▸ WORK INSTRUCTIONS: Repeat the listing word for word. No pictures belong in the copy.

▸ ENTRIES SUPPLIED:
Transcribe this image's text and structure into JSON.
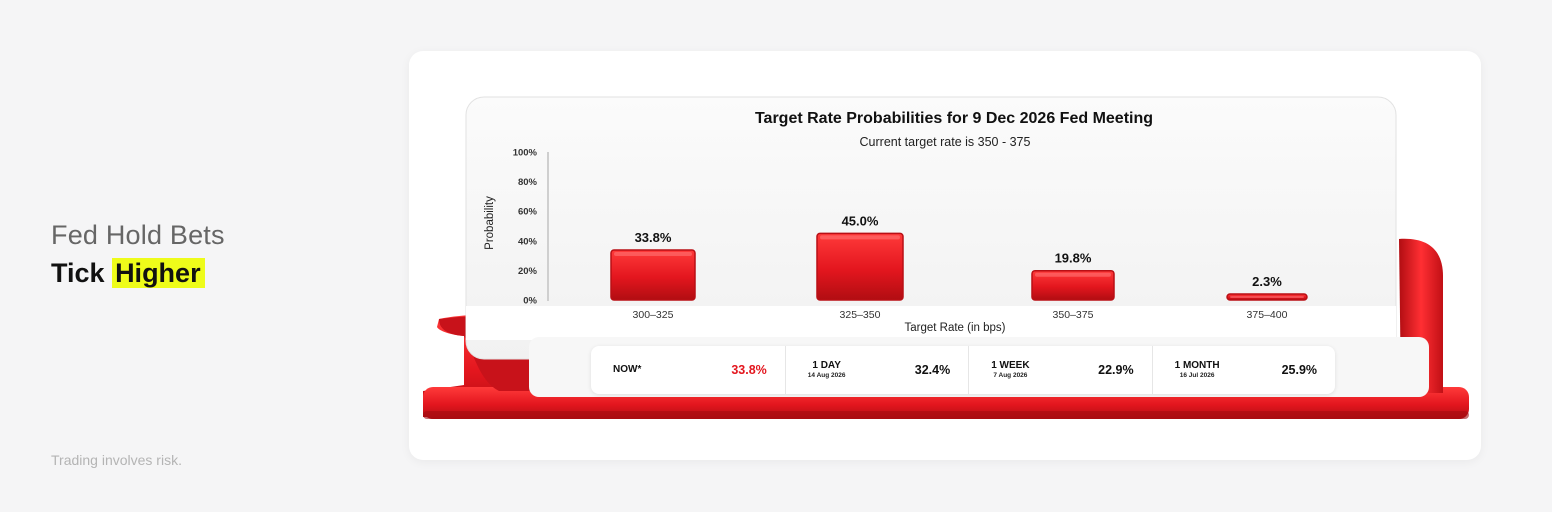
{
  "headline": {
    "line1": "Fed Hold Bets",
    "line2_plain": "Tick",
    "line2_highlight": "Higher"
  },
  "disclaimer": "Trading involves risk.",
  "colors": {
    "accent": "#e3161e",
    "highlight": "#eefc1a"
  },
  "chart_data": {
    "type": "bar",
    "title": "Target Rate Probabilities for 9 Dec 2026 Fed Meeting",
    "subtitle": "Current target rate is 350 - 375",
    "xlabel": "Target Rate (in bps)",
    "ylabel": "Probability",
    "categories": [
      "300–325",
      "325–350",
      "350–375",
      "375–400"
    ],
    "values": [
      33.8,
      45.0,
      19.8,
      2.3
    ],
    "value_labels": [
      "33.8%",
      "45.0%",
      "19.8%",
      "2.3%"
    ],
    "yticks": [
      "0%",
      "20%",
      "40%",
      "60%",
      "80%",
      "100%"
    ],
    "ylim": [
      0,
      100
    ],
    "grid": false
  },
  "probability_history": [
    {
      "period": "NOW*",
      "date": "",
      "value": "33.8%"
    },
    {
      "period": "1 DAY",
      "date": "14 Aug 2026",
      "value": "32.4%"
    },
    {
      "period": "1 WEEK",
      "date": "7 Aug 2026",
      "value": "22.9%"
    },
    {
      "period": "1 MONTH",
      "date": "16 Jul 2026",
      "value": "25.9%"
    }
  ]
}
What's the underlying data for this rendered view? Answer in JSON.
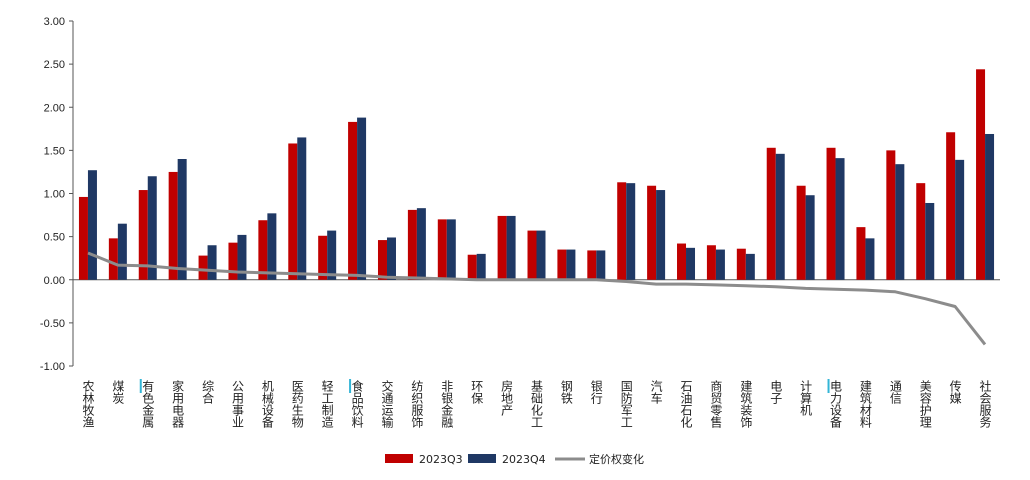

▸ SOLVED EXERCISE:
Transcribe this image's text and structure into JSON.
{
  "headline": {
    "line1": "Fed Hold Bets",
    "line2_plain": "Tick",
    "line2_highlight": "Higher"
  },
  "disclaimer": "Trading involves risk.",
  "colors": {
    "accent": "#e3161e",
    "highlight": "#eefc1a"
  },
  "chart_data": {
    "type": "bar",
    "title": "Target Rate Probabilities for 9 Dec 2026 Fed Meeting",
    "subtitle": "Current target rate is 350 - 375",
    "xlabel": "Target Rate (in bps)",
    "ylabel": "Probability",
    "categories": [
      "300–325",
      "325–350",
      "350–375",
      "375–400"
    ],
    "values": [
      33.8,
      45.0,
      19.8,
      2.3
    ],
    "value_labels": [
      "33.8%",
      "45.0%",
      "19.8%",
      "2.3%"
    ],
    "yticks": [
      "0%",
      "20%",
      "40%",
      "60%",
      "80%",
      "100%"
    ],
    "ylim": [
      0,
      100
    ],
    "grid": false
  },
  "probability_history": [
    {
      "period": "NOW*",
      "date": "",
      "value": "33.8%"
    },
    {
      "period": "1 DAY",
      "date": "14 Aug 2026",
      "value": "32.4%"
    },
    {
      "period": "1 WEEK",
      "date": "7 Aug 2026",
      "value": "22.9%"
    },
    {
      "period": "1 MONTH",
      "date": "16 Jul 2026",
      "value": "25.9%"
    }
  ]
}
What's the underlying data for this rendered view? Answer in JSON.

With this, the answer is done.